Find the string "WOMEN" and gather every line that holds it.
— START OF Listing —
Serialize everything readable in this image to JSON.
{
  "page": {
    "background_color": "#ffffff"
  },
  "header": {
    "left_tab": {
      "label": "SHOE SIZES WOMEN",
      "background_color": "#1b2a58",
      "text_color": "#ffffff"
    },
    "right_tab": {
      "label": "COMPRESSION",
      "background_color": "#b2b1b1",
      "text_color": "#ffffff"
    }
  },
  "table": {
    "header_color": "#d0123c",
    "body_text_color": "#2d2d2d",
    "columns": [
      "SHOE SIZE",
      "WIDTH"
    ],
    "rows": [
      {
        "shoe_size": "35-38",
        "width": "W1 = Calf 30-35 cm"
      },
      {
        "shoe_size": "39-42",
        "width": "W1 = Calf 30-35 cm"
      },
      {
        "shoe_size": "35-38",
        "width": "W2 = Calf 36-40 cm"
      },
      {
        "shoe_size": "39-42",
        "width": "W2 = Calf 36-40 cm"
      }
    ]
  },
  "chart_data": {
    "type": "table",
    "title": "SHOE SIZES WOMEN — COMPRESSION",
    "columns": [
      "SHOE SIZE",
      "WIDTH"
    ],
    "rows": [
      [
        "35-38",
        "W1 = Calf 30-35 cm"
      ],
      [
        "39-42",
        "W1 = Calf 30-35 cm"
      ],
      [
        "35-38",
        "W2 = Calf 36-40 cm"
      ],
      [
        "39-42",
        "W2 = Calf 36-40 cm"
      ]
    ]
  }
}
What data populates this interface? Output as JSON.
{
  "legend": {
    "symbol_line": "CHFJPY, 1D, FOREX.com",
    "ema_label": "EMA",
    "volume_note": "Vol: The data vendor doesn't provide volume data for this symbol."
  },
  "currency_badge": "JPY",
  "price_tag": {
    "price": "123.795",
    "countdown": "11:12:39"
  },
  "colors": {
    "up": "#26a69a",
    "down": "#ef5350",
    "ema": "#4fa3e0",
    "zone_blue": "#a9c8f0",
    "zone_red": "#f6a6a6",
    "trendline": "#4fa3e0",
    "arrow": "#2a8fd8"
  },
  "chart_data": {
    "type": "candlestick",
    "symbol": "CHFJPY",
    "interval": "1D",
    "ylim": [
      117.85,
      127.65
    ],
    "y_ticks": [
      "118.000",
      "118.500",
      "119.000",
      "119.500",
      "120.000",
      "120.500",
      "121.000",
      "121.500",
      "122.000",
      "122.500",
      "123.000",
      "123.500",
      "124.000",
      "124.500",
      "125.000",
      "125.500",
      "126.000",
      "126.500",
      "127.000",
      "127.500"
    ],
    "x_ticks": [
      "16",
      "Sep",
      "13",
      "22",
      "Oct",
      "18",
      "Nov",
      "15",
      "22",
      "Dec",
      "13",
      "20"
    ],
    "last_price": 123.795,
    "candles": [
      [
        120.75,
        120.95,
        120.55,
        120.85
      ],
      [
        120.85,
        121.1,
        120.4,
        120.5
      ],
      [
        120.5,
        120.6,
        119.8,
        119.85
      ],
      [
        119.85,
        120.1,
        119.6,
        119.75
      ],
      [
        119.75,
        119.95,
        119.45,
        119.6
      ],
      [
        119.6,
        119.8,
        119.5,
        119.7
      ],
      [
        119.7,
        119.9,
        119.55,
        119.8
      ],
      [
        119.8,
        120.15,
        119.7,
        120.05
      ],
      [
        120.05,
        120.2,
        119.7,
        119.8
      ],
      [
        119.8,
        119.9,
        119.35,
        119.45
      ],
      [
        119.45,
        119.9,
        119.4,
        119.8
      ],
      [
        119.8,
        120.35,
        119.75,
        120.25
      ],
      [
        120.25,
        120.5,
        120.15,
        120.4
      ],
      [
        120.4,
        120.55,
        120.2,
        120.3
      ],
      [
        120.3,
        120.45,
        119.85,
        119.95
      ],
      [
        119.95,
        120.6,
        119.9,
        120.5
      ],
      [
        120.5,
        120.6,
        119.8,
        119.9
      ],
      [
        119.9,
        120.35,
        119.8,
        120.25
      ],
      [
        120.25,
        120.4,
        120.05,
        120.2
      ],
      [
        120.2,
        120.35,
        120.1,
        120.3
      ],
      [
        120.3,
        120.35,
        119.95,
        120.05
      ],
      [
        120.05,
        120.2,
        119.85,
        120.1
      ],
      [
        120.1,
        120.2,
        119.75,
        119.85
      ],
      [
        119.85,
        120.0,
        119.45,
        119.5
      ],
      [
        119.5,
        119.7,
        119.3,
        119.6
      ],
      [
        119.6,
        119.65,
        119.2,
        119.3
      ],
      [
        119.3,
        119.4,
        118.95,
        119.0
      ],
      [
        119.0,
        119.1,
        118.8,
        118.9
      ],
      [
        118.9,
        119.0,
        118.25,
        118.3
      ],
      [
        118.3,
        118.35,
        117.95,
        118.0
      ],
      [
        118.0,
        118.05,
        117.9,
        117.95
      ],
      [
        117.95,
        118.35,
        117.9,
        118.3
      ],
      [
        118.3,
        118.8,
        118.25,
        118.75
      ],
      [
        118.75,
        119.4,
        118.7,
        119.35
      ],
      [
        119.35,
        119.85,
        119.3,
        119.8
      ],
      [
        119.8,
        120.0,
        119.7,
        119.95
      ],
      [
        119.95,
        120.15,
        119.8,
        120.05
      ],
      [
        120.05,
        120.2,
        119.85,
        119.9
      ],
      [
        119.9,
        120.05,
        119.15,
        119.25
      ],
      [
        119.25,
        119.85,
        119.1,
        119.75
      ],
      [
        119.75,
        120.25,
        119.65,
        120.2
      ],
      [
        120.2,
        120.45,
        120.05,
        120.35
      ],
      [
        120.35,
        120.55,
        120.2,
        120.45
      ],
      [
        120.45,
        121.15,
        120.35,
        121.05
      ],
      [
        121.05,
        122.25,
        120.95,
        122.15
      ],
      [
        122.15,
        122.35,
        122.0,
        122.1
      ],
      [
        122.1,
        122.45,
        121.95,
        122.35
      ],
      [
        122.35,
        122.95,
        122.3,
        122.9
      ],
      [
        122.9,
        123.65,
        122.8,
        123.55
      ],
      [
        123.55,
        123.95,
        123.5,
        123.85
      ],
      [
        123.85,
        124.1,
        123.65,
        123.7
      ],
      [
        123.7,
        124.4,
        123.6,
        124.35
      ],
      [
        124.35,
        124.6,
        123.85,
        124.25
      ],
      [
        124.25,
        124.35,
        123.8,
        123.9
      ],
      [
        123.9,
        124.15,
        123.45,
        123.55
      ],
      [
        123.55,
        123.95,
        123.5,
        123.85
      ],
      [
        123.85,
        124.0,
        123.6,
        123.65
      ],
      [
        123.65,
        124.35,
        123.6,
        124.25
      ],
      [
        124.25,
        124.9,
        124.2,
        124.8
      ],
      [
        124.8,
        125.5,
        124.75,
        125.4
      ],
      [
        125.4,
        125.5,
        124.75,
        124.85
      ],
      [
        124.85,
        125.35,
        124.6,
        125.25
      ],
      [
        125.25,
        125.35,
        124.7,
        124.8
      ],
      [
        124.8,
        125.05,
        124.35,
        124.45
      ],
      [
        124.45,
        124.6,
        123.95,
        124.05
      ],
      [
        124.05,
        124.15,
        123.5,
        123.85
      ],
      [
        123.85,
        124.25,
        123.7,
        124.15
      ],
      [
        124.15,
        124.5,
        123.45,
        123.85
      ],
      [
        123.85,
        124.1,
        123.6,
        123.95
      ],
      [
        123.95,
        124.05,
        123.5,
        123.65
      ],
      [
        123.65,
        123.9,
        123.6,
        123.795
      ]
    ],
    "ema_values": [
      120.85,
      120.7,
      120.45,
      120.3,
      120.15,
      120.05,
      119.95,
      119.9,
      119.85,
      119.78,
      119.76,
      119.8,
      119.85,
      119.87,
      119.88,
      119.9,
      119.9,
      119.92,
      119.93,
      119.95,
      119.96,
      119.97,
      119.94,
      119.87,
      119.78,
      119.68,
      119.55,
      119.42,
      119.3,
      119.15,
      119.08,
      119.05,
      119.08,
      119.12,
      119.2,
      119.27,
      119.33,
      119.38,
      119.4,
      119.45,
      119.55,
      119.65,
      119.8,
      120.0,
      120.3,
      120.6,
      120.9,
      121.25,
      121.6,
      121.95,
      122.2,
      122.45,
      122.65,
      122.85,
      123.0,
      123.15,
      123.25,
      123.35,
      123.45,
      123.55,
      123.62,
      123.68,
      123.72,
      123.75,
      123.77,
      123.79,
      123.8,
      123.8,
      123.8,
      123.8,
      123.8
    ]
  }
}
— END OF Listing —
» Task answer:
      "label": "SHOE SIZES WOMEN",
    "title": "SHOE SIZES WOMEN — COMPRESSION",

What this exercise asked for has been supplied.